### Text under study
On Saturday, 13 May 2017 at 14:41:50 UTC, Stanislav Blinov wrote:
template types(args...) {
   static if (args.length)
alias types = AliasSeq!(typeof(args[0]), types!(args[1..$]));
   else
       alias types = AliasSeq!();
}
...
   foreach(i, T; types!args) {

typeof(args) ;-)

       static if (is(T == string)) {
pragma(msg, format!"Argument %d is a string, which is not supported"
                   (i+1));

The problem with this approach is all the work required to convert existing code to use this style. Breaking the binary ops of the constraint into parts and reporting which failed (as the other replies mention) already would work with existing code, even if your approach can allow better messages. The binary ops part would immediately bring a huge improvement, despite any deficiencies.

There are other alternatives, e.g. there's a DIP by Kenji Hara:

https://wiki.dlang.org/User:9rnsr/DIP:_Template_Parameter_Constraint

The approach I'm proposing is more flexible though, as it would allow to evaluate all arguments as a unit and infer more information (e.g. __traits(isRef, args[i]). Constraint on every argument won't allow the latter, and would potentially require writing more explicit overloads.

### Exercise data
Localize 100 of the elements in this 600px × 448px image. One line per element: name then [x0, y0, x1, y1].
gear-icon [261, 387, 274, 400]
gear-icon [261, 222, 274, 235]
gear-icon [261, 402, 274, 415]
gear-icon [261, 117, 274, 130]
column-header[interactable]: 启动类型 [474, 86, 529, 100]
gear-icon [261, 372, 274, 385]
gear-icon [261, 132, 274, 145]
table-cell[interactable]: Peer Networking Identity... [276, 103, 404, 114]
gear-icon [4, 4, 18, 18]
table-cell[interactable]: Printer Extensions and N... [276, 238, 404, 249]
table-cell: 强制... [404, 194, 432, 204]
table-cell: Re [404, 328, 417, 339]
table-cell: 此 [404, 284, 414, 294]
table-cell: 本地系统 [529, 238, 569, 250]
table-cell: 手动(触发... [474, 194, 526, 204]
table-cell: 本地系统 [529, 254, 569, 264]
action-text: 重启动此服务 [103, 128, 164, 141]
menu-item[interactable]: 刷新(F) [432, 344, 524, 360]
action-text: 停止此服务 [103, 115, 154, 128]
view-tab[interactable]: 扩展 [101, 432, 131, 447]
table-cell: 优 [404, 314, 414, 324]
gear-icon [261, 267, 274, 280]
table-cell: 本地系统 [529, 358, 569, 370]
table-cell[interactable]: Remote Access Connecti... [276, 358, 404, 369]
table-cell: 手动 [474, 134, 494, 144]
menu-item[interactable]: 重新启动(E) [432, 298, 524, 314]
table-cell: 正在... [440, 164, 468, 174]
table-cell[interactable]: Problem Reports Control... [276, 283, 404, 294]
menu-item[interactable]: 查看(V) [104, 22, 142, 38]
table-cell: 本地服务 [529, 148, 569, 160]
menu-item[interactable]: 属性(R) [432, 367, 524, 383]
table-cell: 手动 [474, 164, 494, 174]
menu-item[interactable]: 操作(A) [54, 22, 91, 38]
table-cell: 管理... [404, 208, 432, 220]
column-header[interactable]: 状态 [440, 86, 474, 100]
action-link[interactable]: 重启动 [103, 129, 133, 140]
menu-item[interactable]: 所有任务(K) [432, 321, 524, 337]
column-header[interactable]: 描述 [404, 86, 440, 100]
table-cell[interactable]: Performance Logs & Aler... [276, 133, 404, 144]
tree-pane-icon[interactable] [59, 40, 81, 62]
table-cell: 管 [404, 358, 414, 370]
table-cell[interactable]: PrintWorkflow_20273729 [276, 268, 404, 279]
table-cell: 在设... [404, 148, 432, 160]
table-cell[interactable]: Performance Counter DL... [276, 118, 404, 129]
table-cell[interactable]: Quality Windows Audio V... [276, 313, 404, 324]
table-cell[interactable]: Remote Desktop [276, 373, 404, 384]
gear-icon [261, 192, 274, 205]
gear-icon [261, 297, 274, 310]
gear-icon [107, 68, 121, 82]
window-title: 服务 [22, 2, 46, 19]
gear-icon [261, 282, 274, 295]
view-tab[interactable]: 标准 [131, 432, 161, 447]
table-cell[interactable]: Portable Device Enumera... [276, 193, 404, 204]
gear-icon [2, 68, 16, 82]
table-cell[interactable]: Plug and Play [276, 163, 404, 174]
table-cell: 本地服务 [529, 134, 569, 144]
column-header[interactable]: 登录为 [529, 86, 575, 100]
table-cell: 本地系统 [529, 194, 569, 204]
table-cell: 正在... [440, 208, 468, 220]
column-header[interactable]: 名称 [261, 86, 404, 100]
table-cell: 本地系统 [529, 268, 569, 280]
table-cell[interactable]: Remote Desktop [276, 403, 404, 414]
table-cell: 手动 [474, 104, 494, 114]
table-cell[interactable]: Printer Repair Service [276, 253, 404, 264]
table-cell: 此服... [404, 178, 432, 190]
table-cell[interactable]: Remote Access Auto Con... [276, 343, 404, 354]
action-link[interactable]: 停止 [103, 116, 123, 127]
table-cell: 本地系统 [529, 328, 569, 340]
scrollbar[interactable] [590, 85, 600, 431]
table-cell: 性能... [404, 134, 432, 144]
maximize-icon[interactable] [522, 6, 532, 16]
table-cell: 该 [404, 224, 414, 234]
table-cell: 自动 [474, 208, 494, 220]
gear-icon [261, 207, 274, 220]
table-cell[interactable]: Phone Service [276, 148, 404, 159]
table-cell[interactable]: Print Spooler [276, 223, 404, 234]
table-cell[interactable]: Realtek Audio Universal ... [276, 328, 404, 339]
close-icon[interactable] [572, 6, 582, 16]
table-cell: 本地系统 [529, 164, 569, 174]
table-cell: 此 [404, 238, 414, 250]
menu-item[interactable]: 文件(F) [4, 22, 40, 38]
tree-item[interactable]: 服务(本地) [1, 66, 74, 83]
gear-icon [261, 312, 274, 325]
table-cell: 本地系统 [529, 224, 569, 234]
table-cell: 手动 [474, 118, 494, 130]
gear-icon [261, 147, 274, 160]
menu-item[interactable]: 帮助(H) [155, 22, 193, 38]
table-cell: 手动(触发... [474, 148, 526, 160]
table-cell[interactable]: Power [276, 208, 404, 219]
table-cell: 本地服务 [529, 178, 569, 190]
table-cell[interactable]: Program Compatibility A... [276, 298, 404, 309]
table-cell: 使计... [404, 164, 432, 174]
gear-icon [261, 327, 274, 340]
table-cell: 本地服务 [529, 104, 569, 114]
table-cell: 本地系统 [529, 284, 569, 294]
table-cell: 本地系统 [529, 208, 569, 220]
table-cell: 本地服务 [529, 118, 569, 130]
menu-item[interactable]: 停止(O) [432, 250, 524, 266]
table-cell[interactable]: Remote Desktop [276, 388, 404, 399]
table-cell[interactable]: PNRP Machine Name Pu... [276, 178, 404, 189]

### Exercise requirements
Could you continue the forum post about reporting failed template constraints in D, starting right after its last sentence?

### Written reply
I think we should allow inline constraints*, non-inline constraints can still be used/combined. Inline constraints are easier to read and relate to what they affect, allowing any non-inline constraint to be considered as something with a wider scope (i.e., multiple arguments).

* template foo(R if isInputRange)

A side benefit is enum/alias/variable templates, they don't currently allow constraints in the grammar - they could have inline constraints without harming readability (presumably why constraints aren't supported).